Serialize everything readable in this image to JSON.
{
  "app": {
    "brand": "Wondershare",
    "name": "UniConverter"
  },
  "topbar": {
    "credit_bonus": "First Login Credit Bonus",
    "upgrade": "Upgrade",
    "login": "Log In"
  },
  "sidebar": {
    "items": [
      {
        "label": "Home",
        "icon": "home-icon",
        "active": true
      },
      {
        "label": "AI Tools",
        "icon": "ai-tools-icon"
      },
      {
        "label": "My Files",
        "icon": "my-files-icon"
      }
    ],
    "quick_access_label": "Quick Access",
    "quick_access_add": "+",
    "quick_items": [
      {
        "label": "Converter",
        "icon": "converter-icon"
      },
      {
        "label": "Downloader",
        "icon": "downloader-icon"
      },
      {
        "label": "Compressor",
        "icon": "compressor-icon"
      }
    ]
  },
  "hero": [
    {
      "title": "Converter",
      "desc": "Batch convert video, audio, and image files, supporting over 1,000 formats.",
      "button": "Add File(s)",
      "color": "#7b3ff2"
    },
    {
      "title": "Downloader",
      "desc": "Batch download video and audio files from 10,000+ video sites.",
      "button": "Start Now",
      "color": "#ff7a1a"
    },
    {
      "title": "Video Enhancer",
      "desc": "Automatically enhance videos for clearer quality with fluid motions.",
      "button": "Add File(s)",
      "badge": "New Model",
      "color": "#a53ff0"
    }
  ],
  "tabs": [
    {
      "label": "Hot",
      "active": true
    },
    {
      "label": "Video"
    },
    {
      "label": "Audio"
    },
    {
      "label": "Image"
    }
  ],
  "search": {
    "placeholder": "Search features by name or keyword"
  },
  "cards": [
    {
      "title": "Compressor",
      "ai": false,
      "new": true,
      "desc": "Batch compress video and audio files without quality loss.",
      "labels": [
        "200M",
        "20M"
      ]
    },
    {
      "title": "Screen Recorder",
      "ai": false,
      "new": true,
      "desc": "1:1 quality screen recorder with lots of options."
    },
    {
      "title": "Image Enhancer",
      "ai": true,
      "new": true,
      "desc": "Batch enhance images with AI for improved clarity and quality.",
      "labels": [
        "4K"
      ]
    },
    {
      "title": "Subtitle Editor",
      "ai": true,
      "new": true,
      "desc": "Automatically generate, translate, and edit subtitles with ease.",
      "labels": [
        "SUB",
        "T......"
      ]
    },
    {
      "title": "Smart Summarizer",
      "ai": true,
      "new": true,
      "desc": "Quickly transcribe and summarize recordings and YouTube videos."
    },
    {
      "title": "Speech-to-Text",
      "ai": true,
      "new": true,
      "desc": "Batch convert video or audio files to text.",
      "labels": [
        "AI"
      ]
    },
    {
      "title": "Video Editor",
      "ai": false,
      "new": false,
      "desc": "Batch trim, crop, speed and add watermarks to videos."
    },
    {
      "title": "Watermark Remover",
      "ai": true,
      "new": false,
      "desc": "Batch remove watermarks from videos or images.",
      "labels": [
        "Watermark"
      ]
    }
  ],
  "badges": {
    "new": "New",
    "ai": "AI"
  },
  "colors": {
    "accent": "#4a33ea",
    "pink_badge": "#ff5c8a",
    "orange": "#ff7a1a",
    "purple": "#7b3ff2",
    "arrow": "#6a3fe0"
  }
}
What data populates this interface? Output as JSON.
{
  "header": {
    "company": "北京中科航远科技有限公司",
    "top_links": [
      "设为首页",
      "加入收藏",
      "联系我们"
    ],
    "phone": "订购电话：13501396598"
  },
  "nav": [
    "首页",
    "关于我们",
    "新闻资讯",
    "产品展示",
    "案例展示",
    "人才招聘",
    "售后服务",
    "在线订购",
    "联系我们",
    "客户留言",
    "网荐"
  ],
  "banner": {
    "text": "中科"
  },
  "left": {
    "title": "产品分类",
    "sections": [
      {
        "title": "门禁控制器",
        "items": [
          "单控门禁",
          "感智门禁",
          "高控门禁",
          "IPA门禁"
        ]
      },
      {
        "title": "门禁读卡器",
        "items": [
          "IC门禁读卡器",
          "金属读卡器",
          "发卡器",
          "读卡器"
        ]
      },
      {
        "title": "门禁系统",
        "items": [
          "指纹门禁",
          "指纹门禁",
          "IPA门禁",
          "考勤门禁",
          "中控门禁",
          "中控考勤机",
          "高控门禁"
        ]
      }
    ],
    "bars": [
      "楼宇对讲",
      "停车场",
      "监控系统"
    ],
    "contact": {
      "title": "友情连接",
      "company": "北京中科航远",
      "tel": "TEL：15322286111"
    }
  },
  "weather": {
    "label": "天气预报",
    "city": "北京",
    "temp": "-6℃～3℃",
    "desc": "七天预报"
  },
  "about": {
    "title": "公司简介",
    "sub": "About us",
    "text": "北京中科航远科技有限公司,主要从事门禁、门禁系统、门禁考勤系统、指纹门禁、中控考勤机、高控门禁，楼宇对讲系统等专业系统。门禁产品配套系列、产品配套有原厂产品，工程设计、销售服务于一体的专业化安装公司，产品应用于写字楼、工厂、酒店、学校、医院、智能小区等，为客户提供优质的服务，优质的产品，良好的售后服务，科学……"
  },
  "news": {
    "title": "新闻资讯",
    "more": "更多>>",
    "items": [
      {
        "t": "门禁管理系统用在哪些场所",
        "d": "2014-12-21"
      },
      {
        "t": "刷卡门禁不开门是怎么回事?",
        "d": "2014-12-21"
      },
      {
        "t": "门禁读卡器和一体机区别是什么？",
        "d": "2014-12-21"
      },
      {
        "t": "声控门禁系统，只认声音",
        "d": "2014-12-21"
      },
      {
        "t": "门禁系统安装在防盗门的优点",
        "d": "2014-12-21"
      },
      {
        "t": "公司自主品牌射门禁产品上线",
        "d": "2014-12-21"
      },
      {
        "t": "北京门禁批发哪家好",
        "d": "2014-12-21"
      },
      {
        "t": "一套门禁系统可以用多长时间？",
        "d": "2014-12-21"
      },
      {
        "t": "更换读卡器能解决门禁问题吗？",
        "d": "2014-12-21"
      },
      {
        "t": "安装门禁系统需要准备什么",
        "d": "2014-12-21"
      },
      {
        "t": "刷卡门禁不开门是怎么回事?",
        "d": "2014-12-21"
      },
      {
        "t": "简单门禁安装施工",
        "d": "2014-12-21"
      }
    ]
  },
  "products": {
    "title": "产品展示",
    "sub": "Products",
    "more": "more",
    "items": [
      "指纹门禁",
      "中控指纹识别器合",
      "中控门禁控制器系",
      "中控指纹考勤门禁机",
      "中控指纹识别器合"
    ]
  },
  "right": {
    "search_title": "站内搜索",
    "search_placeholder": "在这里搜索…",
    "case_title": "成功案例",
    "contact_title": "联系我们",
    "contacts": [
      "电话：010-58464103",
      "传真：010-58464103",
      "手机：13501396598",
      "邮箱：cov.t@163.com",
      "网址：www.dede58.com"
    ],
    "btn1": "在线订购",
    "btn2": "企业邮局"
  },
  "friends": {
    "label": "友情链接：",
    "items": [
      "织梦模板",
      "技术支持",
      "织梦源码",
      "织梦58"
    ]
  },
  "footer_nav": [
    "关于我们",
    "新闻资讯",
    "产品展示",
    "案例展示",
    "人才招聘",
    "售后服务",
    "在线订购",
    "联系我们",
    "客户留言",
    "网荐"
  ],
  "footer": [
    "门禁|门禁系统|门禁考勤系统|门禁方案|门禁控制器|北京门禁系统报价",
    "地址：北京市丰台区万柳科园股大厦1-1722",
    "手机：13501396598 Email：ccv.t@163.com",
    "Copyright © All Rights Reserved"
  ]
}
--
JOB
Working from the entries above, return all lines that contain "中控考勤机".

SOLUTION TO THIS EXERCISE
          "中控考勤机",
    "text": "北京中科航远科技有限公司,主要从事门禁、门禁系统、门禁考勤系统、指纹门禁、中控考勤机、高控门禁，楼宇对讲系统等专业系统。门禁产品配套系列、产品配套有原厂产品，工程设计、销售服务于一体的专业化安装公司，产品应用于写字楼、工厂、酒店、学校、医院、智能小区等，为客户提供优质的服务，优质的产品，良好的售后服务，科学……"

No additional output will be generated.